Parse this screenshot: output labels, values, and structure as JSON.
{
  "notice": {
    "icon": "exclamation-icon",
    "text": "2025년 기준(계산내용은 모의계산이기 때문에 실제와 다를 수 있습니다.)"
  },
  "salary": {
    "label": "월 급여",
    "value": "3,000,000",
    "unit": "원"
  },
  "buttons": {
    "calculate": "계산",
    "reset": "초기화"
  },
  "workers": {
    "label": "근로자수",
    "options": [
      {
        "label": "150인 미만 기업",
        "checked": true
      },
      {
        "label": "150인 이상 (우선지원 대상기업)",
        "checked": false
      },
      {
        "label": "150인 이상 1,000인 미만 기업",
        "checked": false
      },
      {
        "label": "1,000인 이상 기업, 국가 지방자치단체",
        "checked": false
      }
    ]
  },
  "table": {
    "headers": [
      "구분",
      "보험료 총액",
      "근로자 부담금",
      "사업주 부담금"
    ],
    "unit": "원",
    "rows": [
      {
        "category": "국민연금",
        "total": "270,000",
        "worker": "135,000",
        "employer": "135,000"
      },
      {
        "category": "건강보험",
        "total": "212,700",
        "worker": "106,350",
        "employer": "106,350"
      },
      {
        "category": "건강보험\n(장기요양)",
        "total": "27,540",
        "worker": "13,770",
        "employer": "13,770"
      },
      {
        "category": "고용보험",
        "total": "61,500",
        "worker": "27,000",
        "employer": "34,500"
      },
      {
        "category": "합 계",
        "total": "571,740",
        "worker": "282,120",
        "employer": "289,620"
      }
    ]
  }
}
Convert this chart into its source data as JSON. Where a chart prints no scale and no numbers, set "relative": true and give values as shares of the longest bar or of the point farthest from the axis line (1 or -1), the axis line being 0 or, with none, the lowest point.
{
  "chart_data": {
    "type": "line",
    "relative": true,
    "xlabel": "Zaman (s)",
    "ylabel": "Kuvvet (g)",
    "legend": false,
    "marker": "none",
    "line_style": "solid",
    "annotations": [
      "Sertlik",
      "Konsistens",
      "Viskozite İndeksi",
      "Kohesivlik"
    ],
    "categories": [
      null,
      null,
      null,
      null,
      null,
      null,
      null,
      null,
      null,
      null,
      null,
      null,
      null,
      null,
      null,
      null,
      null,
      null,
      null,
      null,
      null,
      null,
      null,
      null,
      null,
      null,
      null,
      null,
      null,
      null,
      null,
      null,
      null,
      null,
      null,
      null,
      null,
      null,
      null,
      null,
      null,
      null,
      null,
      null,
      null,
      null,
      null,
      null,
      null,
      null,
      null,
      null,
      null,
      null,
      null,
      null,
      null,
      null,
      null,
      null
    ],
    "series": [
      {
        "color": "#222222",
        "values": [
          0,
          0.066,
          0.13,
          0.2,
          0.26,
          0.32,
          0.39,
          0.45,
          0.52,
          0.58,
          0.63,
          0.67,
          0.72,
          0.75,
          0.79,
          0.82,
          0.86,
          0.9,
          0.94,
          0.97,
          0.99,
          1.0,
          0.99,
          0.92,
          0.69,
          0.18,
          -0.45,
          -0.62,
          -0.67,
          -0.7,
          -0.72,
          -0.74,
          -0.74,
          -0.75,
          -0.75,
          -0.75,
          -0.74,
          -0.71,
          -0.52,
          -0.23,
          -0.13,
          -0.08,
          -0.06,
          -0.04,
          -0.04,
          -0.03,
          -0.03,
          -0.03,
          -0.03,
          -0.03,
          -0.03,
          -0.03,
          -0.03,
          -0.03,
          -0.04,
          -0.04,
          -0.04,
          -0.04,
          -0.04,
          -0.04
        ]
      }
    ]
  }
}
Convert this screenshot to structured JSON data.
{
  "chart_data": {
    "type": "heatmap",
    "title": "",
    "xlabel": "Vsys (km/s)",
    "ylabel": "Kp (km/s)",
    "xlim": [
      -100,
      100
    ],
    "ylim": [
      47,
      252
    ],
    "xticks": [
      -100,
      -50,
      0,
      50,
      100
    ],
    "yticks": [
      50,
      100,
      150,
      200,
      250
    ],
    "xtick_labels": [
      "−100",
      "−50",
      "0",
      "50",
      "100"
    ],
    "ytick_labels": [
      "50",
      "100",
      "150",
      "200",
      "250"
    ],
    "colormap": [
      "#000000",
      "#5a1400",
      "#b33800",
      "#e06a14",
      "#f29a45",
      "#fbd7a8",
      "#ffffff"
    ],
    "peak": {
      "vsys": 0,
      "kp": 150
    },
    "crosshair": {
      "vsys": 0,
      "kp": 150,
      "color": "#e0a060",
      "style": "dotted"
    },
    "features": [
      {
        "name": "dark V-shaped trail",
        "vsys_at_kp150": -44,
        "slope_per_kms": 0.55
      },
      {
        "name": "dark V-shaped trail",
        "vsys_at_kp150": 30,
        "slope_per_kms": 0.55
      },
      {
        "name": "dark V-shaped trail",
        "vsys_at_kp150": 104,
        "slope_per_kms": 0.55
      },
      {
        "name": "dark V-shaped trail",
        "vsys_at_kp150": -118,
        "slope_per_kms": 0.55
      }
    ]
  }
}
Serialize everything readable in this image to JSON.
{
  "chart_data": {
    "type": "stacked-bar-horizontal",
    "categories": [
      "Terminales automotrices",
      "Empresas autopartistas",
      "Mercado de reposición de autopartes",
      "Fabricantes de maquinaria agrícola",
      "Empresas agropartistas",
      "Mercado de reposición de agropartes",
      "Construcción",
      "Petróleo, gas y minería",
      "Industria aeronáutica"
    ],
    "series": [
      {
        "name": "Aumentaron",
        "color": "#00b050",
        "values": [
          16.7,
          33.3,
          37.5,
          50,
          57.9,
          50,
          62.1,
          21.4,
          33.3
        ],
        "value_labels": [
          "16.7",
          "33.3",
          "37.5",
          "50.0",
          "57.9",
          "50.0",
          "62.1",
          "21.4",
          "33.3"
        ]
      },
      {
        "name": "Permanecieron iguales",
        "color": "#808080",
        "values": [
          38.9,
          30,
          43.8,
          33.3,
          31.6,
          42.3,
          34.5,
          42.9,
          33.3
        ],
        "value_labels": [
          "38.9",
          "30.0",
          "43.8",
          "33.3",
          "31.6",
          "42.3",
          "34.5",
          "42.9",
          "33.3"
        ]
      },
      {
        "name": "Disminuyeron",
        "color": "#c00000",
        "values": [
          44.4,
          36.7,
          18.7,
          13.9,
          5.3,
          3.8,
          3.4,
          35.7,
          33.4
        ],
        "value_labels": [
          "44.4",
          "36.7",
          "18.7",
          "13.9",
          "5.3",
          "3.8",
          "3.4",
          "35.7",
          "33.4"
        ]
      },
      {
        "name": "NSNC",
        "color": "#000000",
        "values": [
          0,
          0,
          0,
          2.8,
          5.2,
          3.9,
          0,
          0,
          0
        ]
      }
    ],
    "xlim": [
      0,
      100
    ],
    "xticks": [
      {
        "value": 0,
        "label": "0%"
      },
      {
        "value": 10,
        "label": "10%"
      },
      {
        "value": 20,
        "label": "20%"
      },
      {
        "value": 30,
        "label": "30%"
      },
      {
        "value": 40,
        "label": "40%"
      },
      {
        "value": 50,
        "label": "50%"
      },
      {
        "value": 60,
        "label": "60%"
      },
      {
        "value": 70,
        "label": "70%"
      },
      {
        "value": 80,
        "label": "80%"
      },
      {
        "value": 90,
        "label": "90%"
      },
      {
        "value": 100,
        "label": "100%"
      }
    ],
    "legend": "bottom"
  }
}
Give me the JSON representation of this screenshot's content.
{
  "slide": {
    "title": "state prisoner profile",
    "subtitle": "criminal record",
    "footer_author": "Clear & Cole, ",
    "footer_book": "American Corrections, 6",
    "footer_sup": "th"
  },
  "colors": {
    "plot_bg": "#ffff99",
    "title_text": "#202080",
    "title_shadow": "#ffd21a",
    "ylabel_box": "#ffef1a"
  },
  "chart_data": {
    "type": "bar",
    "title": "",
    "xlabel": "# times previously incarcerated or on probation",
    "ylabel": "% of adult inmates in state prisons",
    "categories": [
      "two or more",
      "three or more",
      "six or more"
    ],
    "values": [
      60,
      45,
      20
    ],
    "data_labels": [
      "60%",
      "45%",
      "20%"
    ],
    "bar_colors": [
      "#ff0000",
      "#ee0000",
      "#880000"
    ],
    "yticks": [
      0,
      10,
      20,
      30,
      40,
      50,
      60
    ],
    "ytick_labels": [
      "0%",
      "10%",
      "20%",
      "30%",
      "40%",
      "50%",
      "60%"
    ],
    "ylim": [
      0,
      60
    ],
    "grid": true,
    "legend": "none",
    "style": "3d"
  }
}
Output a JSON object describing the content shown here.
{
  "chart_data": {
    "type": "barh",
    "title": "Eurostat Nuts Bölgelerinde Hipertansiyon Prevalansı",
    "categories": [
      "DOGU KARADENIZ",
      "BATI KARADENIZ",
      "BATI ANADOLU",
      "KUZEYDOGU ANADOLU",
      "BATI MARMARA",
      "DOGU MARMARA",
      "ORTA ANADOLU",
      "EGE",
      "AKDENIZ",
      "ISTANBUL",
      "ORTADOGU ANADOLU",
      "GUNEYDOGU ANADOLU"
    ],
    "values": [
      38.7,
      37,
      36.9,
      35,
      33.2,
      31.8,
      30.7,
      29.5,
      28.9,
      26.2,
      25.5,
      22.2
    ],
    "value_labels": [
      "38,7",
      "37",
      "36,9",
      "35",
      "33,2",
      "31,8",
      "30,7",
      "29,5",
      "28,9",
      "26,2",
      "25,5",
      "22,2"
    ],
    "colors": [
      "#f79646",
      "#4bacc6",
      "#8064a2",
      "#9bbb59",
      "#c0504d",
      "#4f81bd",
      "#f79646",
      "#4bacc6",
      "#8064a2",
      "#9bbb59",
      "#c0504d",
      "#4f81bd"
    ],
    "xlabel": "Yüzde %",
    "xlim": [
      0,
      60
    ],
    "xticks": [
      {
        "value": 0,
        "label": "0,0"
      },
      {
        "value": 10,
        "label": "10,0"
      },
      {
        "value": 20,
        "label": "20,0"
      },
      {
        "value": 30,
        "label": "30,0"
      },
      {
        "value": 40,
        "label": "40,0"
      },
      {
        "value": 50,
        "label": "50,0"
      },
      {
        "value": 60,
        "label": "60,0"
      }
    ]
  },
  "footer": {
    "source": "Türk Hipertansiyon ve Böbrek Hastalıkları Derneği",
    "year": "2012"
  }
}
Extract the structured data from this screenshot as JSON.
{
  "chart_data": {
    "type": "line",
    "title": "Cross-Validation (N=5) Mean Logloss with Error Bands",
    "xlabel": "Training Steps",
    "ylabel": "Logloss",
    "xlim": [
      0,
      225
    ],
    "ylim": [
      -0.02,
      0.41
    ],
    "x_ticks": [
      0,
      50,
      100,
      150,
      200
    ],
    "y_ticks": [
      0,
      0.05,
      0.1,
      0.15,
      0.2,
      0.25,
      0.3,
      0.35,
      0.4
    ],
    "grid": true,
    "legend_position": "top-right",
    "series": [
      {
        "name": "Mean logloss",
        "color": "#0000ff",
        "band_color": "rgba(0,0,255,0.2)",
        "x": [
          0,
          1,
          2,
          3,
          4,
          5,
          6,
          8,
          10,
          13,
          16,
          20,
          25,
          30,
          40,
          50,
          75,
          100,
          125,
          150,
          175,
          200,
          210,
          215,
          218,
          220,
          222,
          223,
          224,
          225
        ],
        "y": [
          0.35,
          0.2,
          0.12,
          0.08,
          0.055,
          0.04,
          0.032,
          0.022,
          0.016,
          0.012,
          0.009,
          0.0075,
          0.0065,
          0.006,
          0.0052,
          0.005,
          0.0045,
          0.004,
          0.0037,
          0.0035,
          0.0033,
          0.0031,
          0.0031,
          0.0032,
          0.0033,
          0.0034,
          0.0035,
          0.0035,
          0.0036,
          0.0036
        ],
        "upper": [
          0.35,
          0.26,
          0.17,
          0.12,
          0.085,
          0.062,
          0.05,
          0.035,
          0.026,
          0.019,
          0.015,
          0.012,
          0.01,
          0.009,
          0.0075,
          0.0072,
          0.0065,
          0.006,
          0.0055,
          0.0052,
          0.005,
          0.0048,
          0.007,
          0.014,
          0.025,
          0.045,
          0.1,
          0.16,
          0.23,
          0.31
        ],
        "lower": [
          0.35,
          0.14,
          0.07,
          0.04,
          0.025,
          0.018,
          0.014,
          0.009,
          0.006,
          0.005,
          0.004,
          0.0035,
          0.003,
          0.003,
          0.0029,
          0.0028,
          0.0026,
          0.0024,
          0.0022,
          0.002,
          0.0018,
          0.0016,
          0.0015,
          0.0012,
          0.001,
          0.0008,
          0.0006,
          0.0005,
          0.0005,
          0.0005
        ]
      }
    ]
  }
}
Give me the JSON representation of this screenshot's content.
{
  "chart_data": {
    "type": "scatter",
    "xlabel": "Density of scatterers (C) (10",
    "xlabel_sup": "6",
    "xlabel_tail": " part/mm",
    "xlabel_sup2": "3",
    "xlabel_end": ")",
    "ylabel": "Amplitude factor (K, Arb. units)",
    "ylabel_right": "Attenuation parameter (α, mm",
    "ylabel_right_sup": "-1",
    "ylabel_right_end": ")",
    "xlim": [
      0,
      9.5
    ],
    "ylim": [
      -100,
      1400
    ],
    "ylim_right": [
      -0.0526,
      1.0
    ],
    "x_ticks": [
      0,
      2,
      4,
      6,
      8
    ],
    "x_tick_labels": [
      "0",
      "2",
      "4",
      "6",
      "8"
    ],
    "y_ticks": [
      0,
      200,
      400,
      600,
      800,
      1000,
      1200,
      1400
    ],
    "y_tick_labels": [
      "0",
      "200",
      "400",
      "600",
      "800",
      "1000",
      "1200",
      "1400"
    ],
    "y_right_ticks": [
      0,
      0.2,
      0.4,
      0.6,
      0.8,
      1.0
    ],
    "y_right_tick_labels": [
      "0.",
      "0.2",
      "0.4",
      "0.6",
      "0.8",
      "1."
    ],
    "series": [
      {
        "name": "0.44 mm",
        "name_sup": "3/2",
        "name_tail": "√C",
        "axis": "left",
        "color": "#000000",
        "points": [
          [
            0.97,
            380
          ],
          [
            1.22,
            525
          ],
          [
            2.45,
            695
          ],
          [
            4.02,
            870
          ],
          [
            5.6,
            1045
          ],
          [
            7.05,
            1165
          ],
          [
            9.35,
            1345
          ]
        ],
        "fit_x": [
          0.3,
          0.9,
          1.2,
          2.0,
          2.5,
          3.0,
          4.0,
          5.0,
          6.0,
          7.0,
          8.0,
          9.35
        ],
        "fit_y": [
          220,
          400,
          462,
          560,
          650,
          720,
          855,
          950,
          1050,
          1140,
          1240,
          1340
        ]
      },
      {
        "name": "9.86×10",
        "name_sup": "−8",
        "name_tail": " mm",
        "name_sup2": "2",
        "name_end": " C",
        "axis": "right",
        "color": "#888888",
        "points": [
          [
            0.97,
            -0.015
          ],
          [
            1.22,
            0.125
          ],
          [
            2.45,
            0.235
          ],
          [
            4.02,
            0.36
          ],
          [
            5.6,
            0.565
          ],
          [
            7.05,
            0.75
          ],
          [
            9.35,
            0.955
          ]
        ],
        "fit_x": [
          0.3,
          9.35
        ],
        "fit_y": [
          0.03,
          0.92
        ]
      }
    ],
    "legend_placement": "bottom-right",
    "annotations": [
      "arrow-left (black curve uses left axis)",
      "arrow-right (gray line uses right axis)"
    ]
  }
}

*TASK BRIEF*
Select every line of the material above holding the word "Convert" and copy it.

*THE COMPLETED TASK*
Convert this chart into its source data as JSON. Where a chart prints no scale and no numbers, set "relative": true and give values as shares of the longest bar or of the point farthest from the axis line (1 or -1), the axis line being 0 or, with none, the lowest point.
Convert this screenshot to structured JSON data.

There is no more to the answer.